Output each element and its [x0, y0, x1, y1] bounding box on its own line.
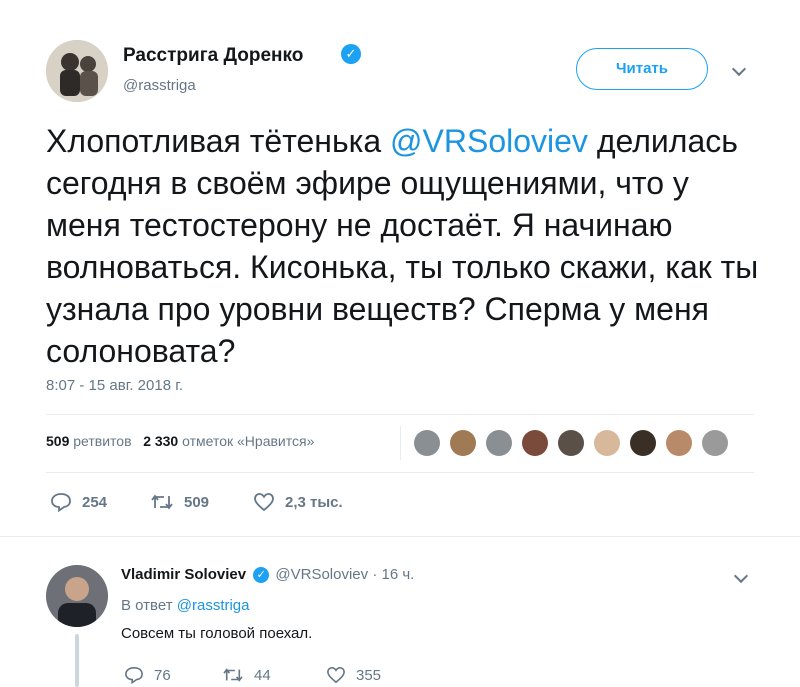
divider [46, 414, 754, 415]
author-name[interactable]: Расстрига Доренко [123, 45, 303, 67]
follow-button[interactable]: Читать [576, 48, 708, 90]
reply-retweet-count: 44 [254, 666, 271, 684]
liker-avatar[interactable] [450, 430, 476, 456]
reply-reply-count: 76 [154, 666, 171, 684]
reply-to-prefix: В ответ [121, 597, 173, 614]
section-divider [0, 536, 800, 545]
author-avatar[interactable] [46, 40, 108, 102]
reply-header: Vladimir Soloviev ✓ @VRSoloviev · 16 ч. [121, 566, 415, 584]
reply-like-button[interactable]: 355 [326, 666, 381, 684]
verified-badge-icon: ✓ [253, 567, 270, 584]
liker-avatar[interactable] [702, 430, 728, 456]
liker-avatar[interactable] [522, 430, 548, 456]
like-button[interactable]: 2,3 тыс. [253, 492, 343, 512]
liker-avatar[interactable] [594, 430, 620, 456]
liker-avatar[interactable] [486, 430, 512, 456]
reply-author-name[interactable]: Vladimir Soloviev [121, 566, 246, 583]
reply-retweet-button[interactable]: 44 [222, 666, 271, 684]
thread-line [75, 634, 79, 687]
retweets-label[interactable]: ретвитов [73, 433, 131, 449]
divider [46, 472, 754, 473]
liker-avatar[interactable] [666, 430, 692, 456]
reply-time[interactable]: 16 ч. [382, 566, 415, 583]
tweet-stats: 509 ретвитов 2 330 отметок «Нравится» [46, 433, 314, 449]
reply-icon [125, 666, 143, 684]
like-count: 2,3 тыс. [285, 493, 343, 511]
reply-text: Совсем ты головой поехал. [121, 625, 313, 642]
retweet-icon [151, 494, 173, 510]
reply-author-avatar[interactable] [46, 565, 108, 627]
reply-count: 254 [82, 493, 108, 511]
likes-label[interactable]: отметок «Нравится» [182, 433, 314, 449]
heart-icon [327, 666, 345, 684]
stats-separator [400, 426, 401, 460]
likes-count[interactable]: 2 330 [143, 433, 178, 449]
liker-avatar[interactable] [558, 430, 584, 456]
retweet-count: 509 [184, 493, 210, 511]
heart-icon [254, 493, 274, 512]
reply-reply-button[interactable]: 76 [124, 666, 171, 684]
reply-icon [51, 493, 71, 512]
reply-to-handle[interactable]: @rasstriga [177, 597, 250, 614]
retweet-button[interactable]: 509 [150, 492, 209, 512]
retweets-count[interactable]: 509 [46, 433, 69, 449]
reply-context: В ответ @rasstriga [121, 597, 250, 614]
tweet-text-prefix: Хлопотливая тётенька [46, 123, 391, 159]
likers-avatars [414, 430, 744, 460]
verified-badge-icon: ✓ [341, 44, 361, 64]
chevron-down-icon[interactable] [731, 61, 747, 77]
tweet-text-body: делилась сегодня в своём эфире ощущениям… [46, 123, 759, 369]
author-handle[interactable]: @rasstriga [123, 77, 196, 94]
liker-avatar[interactable] [630, 430, 656, 456]
tweet-timestamp[interactable]: 8:07 - 15 авг. 2018 г. [46, 377, 183, 394]
tweet-text: Хлопотливая тётенька @VRSoloviev делилас… [46, 120, 766, 372]
chevron-down-icon[interactable] [733, 568, 749, 584]
liker-avatar[interactable] [414, 430, 440, 456]
dot-separator: · [372, 566, 378, 583]
avatar-photo [46, 565, 108, 627]
retweet-icon [223, 668, 243, 682]
reply-author-handle[interactable]: @VRSoloviev [275, 566, 368, 583]
avatar-photo [46, 40, 108, 102]
mention-link[interactable]: @VRSoloviev [390, 123, 588, 159]
reply-button[interactable]: 254 [50, 492, 107, 512]
reply-like-count: 355 [356, 666, 382, 684]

* * *

> [WORK TO BE COMPLETED]: Update all of the entries above by changing every "liker-avatar" to "liker-photo" and keeping everything else unchanged. Leave any pictures out of your answer.

> [EXERCISE RESPONSE]:
Output each element and its [x0, y0, x1, y1] bounding box on its own line.
divider [46, 414, 754, 415]
author-name[interactable]: Расстрига Доренко [123, 45, 303, 67]
follow-button[interactable]: Читать [576, 48, 708, 90]
reply-retweet-count: 44 [254, 666, 271, 684]
liker-photo[interactable] [450, 430, 476, 456]
reply-reply-count: 76 [154, 666, 171, 684]
reply-to-prefix: В ответ [121, 597, 173, 614]
section-divider [0, 536, 800, 545]
author-avatar[interactable] [46, 40, 108, 102]
reply-header: Vladimir Soloviev ✓ @VRSoloviev · 16 ч. [121, 566, 415, 584]
reply-like-button[interactable]: 355 [326, 666, 381, 684]
verified-badge-icon: ✓ [253, 567, 270, 584]
liker-photo[interactable] [702, 430, 728, 456]
liker-photo[interactable] [522, 430, 548, 456]
like-button[interactable]: 2,3 тыс. [253, 492, 343, 512]
liker-photo[interactable] [594, 430, 620, 456]
liker-photo[interactable] [486, 430, 512, 456]
reply-author-name[interactable]: Vladimir Soloviev [121, 566, 246, 583]
reply-retweet-button[interactable]: 44 [222, 666, 271, 684]
thread-line [75, 634, 79, 687]
retweets-label[interactable]: ретвитов [73, 433, 131, 449]
divider [46, 472, 754, 473]
liker-photo[interactable] [666, 430, 692, 456]
reply-time[interactable]: 16 ч. [382, 566, 415, 583]
tweet-stats: 509 ретвитов 2 330 отметок «Нравится» [46, 433, 314, 449]
reply-icon [125, 666, 143, 684]
like-count: 2,3 тыс. [285, 493, 343, 511]
reply-text: Совсем ты головой поехал. [121, 625, 313, 642]
retweet-icon [151, 494, 173, 510]
reply-author-avatar[interactable] [46, 565, 108, 627]
reply-count: 254 [82, 493, 108, 511]
likes-label[interactable]: отметок «Нравится» [182, 433, 314, 449]
heart-icon [327, 666, 345, 684]
stats-separator [400, 426, 401, 460]
likes-count[interactable]: 2 330 [143, 433, 178, 449]
liker-photo[interactable] [558, 430, 584, 456]
retweet-count: 509 [184, 493, 210, 511]
heart-icon [254, 493, 274, 512]
reply-reply-button[interactable]: 76 [124, 666, 171, 684]
reply-icon [51, 493, 71, 512]
reply-to-handle[interactable]: @rasstriga [177, 597, 250, 614]
retweet-button[interactable]: 509 [150, 492, 209, 512]
retweets-count[interactable]: 509 [46, 433, 69, 449]
reply-context: В ответ @rasstriga [121, 597, 250, 614]
tweet-text-prefix: Хлопотливая тётенька [46, 123, 391, 159]
likers-avatars [414, 430, 744, 460]
verified-badge-icon: ✓ [341, 44, 361, 64]
chevron-down-icon[interactable] [731, 61, 747, 77]
tweet-text-body: делилась сегодня в своём эфире ощущениям… [46, 123, 759, 369]
author-handle[interactable]: @rasstriga [123, 77, 196, 94]
liker-photo[interactable] [630, 430, 656, 456]
tweet-timestamp[interactable]: 8:07 - 15 авг. 2018 г. [46, 377, 183, 394]
tweet-text: Хлопотливая тётенька @VRSoloviev делилас… [46, 120, 766, 372]
chevron-down-icon[interactable] [733, 568, 749, 584]
liker-photo[interactable] [414, 430, 440, 456]
dot-separator: · [372, 566, 378, 583]
avatar-photo [46, 565, 108, 627]
retweet-icon [223, 668, 243, 682]
reply-author-handle[interactable]: @VRSoloviev [275, 566, 368, 583]
avatar-photo [46, 40, 108, 102]
mention-link[interactable]: @VRSoloviev [390, 123, 588, 159]
reply-button[interactable]: 254 [50, 492, 107, 512]
reply-like-count: 355 [356, 666, 382, 684]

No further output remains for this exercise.